◆ **Written request**
From the listing below, pull out every line where the string "title" appears.
#### Data rows
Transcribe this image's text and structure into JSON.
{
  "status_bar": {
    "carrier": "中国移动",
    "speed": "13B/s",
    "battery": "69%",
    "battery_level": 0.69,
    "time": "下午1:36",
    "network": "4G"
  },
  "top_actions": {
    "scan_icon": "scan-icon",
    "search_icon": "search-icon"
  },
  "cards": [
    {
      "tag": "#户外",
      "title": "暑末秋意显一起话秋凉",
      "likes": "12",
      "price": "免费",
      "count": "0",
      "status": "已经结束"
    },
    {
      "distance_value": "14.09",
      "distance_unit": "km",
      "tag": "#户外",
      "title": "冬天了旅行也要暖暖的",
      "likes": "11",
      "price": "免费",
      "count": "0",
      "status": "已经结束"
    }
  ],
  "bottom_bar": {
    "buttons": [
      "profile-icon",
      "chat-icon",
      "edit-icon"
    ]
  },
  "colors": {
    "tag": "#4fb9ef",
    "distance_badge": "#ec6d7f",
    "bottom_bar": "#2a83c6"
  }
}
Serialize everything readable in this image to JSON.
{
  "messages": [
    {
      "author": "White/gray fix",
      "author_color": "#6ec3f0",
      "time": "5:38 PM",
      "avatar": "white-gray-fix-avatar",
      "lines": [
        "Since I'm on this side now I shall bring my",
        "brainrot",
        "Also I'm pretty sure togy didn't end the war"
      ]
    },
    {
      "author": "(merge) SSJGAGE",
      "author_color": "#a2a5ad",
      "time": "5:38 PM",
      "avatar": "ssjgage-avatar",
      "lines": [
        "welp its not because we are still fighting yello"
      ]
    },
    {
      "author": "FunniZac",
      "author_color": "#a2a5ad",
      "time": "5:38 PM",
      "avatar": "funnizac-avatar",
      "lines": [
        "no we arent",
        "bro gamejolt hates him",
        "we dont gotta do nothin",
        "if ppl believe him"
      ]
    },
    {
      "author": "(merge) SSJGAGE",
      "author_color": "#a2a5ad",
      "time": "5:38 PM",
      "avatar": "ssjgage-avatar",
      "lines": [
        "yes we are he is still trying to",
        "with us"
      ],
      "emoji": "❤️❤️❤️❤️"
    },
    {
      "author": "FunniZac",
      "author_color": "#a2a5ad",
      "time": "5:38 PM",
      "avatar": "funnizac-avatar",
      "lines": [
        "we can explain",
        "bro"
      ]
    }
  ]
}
########
◆ **Reply to the task**
      "title": "暑末秋意显一起话秋凉",
      "title": "冬天了旅行也要暖暖的",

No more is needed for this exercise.